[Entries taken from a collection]
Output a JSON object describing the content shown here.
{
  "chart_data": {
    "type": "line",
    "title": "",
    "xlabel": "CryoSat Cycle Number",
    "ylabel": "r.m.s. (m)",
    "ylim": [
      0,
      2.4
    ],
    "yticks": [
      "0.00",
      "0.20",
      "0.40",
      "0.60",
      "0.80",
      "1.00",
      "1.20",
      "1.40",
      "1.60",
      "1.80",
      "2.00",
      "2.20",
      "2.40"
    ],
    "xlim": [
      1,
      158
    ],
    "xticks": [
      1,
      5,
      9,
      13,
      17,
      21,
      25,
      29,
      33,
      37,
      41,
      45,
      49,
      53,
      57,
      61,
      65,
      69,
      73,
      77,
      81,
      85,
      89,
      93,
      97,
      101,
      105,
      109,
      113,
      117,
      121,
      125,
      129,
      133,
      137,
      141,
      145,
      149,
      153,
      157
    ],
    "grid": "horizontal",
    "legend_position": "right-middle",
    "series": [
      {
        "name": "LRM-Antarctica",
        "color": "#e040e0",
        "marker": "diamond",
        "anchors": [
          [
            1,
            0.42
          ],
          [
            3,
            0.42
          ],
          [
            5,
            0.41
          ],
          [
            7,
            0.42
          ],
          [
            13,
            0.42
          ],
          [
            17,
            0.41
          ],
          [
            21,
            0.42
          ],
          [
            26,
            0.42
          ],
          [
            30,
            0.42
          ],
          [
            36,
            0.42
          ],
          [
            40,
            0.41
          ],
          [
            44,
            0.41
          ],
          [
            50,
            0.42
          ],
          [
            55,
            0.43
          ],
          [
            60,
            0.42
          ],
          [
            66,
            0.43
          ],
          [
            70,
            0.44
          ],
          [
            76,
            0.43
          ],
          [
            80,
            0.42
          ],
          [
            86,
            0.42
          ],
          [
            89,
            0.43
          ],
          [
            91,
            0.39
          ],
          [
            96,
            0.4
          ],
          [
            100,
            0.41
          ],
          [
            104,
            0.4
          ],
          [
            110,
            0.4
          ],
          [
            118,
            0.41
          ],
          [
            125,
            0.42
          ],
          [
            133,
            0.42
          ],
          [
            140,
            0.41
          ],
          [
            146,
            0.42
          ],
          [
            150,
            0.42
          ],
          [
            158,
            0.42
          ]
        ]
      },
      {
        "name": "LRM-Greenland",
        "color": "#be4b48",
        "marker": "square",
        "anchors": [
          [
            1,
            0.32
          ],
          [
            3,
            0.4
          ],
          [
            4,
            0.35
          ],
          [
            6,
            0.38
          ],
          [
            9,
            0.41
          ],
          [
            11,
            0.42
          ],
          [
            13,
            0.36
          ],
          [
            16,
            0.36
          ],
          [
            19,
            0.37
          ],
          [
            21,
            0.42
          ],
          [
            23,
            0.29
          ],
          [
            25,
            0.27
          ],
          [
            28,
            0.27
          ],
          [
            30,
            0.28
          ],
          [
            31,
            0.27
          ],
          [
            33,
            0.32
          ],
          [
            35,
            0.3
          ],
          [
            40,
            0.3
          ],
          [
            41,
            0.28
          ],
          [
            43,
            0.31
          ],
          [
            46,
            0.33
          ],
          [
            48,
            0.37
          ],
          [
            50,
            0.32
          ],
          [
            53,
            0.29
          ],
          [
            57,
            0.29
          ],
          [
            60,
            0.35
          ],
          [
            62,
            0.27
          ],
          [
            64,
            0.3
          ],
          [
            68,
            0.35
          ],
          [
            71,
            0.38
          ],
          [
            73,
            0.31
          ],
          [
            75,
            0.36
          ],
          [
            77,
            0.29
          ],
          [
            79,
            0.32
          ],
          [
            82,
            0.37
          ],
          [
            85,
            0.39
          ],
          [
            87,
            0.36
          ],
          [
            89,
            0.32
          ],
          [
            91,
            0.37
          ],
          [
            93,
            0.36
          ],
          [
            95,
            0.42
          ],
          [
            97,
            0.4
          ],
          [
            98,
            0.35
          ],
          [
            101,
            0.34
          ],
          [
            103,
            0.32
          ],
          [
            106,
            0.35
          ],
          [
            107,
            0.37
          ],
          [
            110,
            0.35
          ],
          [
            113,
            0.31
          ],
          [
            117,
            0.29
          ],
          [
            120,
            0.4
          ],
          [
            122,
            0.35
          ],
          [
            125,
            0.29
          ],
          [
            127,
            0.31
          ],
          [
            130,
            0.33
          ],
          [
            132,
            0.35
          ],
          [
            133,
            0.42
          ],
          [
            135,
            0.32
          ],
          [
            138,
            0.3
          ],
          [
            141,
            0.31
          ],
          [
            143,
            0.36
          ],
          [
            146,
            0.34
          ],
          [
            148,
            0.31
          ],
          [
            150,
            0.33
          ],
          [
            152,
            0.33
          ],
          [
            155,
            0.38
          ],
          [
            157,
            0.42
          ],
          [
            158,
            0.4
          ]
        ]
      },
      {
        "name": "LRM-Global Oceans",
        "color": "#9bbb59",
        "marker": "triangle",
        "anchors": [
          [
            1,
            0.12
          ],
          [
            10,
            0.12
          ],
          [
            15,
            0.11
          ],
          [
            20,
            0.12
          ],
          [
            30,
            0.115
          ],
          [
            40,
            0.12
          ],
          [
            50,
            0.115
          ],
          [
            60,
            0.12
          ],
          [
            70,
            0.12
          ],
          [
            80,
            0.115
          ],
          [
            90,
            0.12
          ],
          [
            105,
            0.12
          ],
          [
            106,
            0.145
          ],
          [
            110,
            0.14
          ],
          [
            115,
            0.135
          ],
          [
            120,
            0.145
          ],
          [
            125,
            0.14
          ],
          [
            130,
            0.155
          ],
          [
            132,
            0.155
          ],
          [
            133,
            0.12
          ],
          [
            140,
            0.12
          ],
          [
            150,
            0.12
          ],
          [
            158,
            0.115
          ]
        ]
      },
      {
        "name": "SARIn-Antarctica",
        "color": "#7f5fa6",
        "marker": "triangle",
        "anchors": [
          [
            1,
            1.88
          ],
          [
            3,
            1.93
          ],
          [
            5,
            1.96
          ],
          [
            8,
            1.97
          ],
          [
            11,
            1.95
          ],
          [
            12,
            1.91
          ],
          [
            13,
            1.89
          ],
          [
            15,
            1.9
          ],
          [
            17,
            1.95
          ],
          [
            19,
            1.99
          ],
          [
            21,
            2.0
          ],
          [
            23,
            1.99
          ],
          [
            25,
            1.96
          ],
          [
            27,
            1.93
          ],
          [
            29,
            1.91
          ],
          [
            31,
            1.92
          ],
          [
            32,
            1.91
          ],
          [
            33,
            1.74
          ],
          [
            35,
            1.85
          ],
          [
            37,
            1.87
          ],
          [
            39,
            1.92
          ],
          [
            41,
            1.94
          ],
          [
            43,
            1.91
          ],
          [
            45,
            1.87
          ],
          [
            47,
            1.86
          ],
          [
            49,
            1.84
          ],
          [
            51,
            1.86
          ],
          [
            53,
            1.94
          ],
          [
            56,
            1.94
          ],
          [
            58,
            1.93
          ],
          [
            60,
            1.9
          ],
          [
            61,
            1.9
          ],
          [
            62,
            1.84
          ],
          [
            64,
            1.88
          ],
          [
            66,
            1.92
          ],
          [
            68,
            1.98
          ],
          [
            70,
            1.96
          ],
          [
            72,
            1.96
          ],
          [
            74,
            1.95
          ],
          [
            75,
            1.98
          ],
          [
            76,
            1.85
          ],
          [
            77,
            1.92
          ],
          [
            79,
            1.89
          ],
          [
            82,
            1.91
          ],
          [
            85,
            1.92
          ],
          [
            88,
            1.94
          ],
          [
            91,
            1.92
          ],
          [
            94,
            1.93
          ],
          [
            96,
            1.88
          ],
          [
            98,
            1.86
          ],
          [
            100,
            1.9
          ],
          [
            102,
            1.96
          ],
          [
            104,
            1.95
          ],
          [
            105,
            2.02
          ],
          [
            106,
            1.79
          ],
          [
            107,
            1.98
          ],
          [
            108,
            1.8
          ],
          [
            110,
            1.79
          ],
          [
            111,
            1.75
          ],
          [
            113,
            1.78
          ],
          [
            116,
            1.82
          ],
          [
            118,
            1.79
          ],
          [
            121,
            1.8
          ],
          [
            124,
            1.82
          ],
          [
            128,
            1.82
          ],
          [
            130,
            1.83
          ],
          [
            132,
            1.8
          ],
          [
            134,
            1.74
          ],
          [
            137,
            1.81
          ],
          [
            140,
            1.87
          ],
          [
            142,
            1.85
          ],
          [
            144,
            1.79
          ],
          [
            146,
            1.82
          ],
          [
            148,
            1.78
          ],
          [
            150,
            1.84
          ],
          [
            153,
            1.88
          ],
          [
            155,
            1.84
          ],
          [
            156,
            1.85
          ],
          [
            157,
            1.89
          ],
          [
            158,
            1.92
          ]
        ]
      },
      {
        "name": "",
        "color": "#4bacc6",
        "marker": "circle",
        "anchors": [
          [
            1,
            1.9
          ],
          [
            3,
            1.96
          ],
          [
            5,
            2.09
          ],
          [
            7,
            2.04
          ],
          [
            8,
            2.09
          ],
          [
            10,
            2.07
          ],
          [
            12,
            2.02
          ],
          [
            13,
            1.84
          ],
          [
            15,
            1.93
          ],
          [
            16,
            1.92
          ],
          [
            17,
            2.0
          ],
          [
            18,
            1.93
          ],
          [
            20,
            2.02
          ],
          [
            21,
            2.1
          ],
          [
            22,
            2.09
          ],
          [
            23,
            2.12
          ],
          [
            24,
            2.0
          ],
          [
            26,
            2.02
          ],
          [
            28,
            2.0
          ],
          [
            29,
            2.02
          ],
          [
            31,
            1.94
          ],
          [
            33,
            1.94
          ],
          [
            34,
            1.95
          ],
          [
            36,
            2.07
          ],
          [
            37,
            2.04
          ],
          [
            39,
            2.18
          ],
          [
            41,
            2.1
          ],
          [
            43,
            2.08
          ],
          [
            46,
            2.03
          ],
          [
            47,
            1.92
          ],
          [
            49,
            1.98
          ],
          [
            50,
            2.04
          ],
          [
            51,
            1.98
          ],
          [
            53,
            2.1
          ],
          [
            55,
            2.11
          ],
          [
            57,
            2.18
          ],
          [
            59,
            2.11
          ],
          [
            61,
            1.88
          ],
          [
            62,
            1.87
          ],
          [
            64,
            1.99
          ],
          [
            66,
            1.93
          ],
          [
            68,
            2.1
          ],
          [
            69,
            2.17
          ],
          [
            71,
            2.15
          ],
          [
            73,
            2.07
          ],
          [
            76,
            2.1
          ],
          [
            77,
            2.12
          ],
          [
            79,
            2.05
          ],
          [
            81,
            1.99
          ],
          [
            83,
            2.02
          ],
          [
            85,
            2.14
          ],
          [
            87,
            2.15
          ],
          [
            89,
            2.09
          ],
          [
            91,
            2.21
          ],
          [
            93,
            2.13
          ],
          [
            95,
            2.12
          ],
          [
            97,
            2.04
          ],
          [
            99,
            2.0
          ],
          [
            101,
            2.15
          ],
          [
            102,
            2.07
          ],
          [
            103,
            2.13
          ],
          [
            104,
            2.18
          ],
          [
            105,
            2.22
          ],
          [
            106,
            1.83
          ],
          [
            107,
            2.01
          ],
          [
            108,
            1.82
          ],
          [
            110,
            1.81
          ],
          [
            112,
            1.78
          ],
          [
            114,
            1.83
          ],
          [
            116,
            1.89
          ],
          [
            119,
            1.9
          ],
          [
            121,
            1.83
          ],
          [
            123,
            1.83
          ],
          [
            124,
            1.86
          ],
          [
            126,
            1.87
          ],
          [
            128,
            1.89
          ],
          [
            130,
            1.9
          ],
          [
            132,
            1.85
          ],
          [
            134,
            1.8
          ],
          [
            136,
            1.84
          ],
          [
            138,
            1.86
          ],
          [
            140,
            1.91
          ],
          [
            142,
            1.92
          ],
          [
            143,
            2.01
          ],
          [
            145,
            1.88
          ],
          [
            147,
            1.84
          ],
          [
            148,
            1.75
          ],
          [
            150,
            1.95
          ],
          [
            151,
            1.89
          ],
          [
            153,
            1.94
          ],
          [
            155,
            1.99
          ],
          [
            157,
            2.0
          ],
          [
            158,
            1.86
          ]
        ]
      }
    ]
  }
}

▸ **WRITTEN TASK**:
Gather each line of the listing that holds the string "color".

▸ **ANSWER TO THE PROBLEM**:
        "color": "#e040e0",
        "color": "#be4b48",
        "color": "#9bbb59",
        "color": "#7f5fa6",
        "color": "#4bacc6",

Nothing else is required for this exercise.